**Task description:**
The complete data, repeated exactly, should form your response.
[[ Exercise inputs, beginning ]]
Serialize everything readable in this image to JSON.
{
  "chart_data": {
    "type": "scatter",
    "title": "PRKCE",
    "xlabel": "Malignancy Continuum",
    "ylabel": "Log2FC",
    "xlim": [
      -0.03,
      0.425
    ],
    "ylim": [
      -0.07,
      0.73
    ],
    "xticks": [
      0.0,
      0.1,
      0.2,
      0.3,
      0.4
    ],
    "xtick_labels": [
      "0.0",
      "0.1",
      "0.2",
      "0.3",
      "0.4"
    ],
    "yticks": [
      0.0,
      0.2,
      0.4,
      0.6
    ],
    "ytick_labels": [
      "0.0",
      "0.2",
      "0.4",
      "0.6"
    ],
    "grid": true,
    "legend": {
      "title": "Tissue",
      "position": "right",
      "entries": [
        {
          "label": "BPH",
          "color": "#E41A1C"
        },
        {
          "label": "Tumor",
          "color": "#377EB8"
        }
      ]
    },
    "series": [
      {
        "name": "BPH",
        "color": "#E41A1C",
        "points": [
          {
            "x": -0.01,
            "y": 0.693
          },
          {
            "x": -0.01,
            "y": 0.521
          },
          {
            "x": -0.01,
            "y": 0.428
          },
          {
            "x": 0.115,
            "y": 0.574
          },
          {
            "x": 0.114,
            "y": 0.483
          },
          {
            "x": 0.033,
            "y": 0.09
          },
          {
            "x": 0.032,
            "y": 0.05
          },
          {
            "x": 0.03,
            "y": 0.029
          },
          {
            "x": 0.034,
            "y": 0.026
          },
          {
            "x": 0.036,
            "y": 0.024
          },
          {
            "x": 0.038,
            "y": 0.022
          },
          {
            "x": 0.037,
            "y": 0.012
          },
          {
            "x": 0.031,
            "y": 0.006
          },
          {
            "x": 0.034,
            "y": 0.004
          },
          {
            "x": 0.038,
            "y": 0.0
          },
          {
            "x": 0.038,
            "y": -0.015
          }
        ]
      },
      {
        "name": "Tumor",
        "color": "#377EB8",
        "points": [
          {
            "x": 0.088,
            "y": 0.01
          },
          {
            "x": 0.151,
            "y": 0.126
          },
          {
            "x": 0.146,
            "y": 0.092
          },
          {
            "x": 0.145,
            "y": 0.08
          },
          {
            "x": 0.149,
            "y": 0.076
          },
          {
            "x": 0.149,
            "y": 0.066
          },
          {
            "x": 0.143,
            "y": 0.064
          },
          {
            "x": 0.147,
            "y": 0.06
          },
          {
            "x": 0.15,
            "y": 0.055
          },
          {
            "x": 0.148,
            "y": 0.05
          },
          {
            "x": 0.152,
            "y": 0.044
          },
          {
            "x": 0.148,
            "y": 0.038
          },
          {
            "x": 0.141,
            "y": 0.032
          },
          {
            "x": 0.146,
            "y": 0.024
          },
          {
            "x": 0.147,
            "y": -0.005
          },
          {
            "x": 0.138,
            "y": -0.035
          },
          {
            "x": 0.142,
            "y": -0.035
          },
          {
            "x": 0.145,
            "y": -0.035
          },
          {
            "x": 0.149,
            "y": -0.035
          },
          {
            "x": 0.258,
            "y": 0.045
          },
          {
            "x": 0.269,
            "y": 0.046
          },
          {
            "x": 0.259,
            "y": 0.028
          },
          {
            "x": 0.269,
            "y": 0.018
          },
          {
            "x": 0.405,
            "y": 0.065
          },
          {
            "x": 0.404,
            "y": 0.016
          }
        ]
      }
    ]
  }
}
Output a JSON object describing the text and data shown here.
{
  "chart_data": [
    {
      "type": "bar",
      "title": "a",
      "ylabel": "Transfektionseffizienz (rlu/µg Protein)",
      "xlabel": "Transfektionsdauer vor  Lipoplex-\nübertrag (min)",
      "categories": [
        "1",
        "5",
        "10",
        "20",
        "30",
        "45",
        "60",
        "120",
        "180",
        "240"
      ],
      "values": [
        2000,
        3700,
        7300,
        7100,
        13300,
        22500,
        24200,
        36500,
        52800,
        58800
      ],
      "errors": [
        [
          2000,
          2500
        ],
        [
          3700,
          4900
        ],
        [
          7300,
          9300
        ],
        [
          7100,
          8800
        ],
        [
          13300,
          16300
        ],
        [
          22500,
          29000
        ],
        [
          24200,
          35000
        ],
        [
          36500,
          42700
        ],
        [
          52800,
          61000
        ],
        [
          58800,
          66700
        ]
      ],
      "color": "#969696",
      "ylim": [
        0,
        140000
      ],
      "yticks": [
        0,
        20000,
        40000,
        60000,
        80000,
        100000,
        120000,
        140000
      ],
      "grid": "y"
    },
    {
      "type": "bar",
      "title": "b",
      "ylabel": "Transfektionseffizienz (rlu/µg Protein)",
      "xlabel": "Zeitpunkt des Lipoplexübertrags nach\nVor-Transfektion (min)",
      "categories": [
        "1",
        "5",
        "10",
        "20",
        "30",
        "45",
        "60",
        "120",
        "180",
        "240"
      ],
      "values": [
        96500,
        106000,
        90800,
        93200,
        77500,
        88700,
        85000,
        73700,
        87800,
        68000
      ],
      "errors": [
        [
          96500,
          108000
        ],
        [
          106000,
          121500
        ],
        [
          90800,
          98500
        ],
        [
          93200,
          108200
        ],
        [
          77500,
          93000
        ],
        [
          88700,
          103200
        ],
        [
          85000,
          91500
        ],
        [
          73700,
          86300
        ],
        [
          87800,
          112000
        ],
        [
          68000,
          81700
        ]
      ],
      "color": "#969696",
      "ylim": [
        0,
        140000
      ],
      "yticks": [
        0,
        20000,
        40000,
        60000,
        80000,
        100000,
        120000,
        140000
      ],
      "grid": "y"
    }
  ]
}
[[ Exercise inputs, end ]]
**Task solution:**
Serialize everything readable in this image to JSON.
{
  "chart_data": {
    "type": "scatter",
    "title": "PRKCE",
    "xlabel": "Malignancy Continuum",
    "ylabel": "Log2FC",
    "xlim": [
      -0.03,
      0.425
    ],
    "ylim": [
      -0.07,
      0.73
    ],
    "xticks": [
      0.0,
      0.1,
      0.2,
      0.3,
      0.4
    ],
    "xtick_labels": [
      "0.0",
      "0.1",
      "0.2",
      "0.3",
      "0.4"
    ],
    "yticks": [
      0.0,
      0.2,
      0.4,
      0.6
    ],
    "ytick_labels": [
      "0.0",
      "0.2",
      "0.4",
      "0.6"
    ],
    "grid": true,
    "legend": {
      "title": "Tissue",
      "position": "right",
      "entries": [
        {
          "label": "BPH",
          "color": "#E41A1C"
        },
        {
          "label": "Tumor",
          "color": "#377EB8"
        }
      ]
    },
    "series": [
      {
        "name": "BPH",
        "color": "#E41A1C",
        "points": [
          {
            "x": -0.01,
            "y": 0.693
          },
          {
            "x": -0.01,
            "y": 0.521
          },
          {
            "x": -0.01,
            "y": 0.428
          },
          {
            "x": 0.115,
            "y": 0.574
          },
          {
            "x": 0.114,
            "y": 0.483
          },
          {
            "x": 0.033,
            "y": 0.09
          },
          {
            "x": 0.032,
            "y": 0.05
          },
          {
            "x": 0.03,
            "y": 0.029
          },
          {
            "x": 0.034,
            "y": 0.026
          },
          {
            "x": 0.036,
            "y": 0.024
          },
          {
            "x": 0.038,
            "y": 0.022
          },
          {
            "x": 0.037,
            "y": 0.012
          },
          {
            "x": 0.031,
            "y": 0.006
          },
          {
            "x": 0.034,
            "y": 0.004
          },
          {
            "x": 0.038,
            "y": 0.0
          },
          {
            "x": 0.038,
            "y": -0.015
          }
        ]
      },
      {
        "name": "Tumor",
        "color": "#377EB8",
        "points": [
          {
            "x": 0.088,
            "y": 0.01
          },
          {
            "x": 0.151,
            "y": 0.126
          },
          {
            "x": 0.146,
            "y": 0.092
          },
          {
            "x": 0.145,
            "y": 0.08
          },
          {
            "x": 0.149,
            "y": 0.076
          },
          {
            "x": 0.149,
            "y": 0.066
          },
          {
            "x": 0.143,
            "y": 0.064
          },
          {
            "x": 0.147,
            "y": 0.06
          },
          {
            "x": 0.15,
            "y": 0.055
          },
          {
            "x": 0.148,
            "y": 0.05
          },
          {
            "x": 0.152,
            "y": 0.044
          },
          {
            "x": 0.148,
            "y": 0.038
          },
          {
            "x": 0.141,
            "y": 0.032
          },
          {
            "x": 0.146,
            "y": 0.024
          },
          {
            "x": 0.147,
            "y": -0.005
          },
          {
            "x": 0.138,
            "y": -0.035
          },
          {
            "x": 0.142,
            "y": -0.035
          },
          {
            "x": 0.145,
            "y": -0.035
          },
          {
            "x": 0.149,
            "y": -0.035
          },
          {
            "x": 0.258,
            "y": 0.045
          },
          {
            "x": 0.269,
            "y": 0.046
          },
          {
            "x": 0.259,
            "y": 0.028
          },
          {
            "x": 0.269,
            "y": 0.018
          },
          {
            "x": 0.405,
            "y": 0.065
          },
          {
            "x": 0.404,
            "y": 0.016
          }
        ]
      }
    ]
  }
}
Output a JSON object describing the text and data shown here.
{
  "chart_data": [
    {
      "type": "bar",
      "title": "a",
      "ylabel": "Transfektionseffizienz (rlu/µg Protein)",
      "xlabel": "Transfektionsdauer vor  Lipoplex-\nübertrag (min)",
      "categories": [
        "1",
        "5",
        "10",
        "20",
        "30",
        "45",
        "60",
        "120",
        "180",
        "240"
      ],
      "values": [
        2000,
        3700,
        7300,
        7100,
        13300,
        22500,
        24200,
        36500,
        52800,
        58800
      ],
      "errors": [
        [
          2000,
          2500
        ],
        [
          3700,
          4900
        ],
        [
          7300,
          9300
        ],
        [
          7100,
          8800
        ],
        [
          13300,
          16300
        ],
        [
          22500,
          29000
        ],
        [
          24200,
          35000
        ],
        [
          36500,
          42700
        ],
        [
          52800,
          61000
        ],
        [
          58800,
          66700
        ]
      ],
      "color": "#969696",
      "ylim": [
        0,
        140000
      ],
      "yticks": [
        0,
        20000,
        40000,
        60000,
        80000,
        100000,
        120000,
        140000
      ],
      "grid": "y"
    },
    {
      "type": "bar",
      "title": "b",
      "ylabel": "Transfektionseffizienz (rlu/µg Protein)",
      "xlabel": "Zeitpunkt des Lipoplexübertrags nach\nVor-Transfektion (min)",
      "categories": [
        "1",
        "5",
        "10",
        "20",
        "30",
        "45",
        "60",
        "120",
        "180",
        "240"
      ],
      "values": [
        96500,
        106000,
        90800,
        93200,
        77500,
        88700,
        85000,
        73700,
        87800,
        68000
      ],
      "errors": [
        [
          96500,
          108000
        ],
        [
          106000,
          121500
        ],
        [
          90800,
          98500
        ],
        [
          93200,
          108200
        ],
        [
          77500,
          93000
        ],
        [
          88700,
          103200
        ],
        [
          85000,
          91500
        ],
        [
          73700,
          86300
        ],
        [
          87800,
          112000
        ],
        [
          68000,
          81700
        ]
      ],
      "color": "#969696",
      "ylim": [
        0,
        140000
      ],
      "yticks": [
        0,
        20000,
        40000,
        60000,
        80000,
        100000,
        120000,
        140000
      ],
      "grid": "y"
    }
  ]
}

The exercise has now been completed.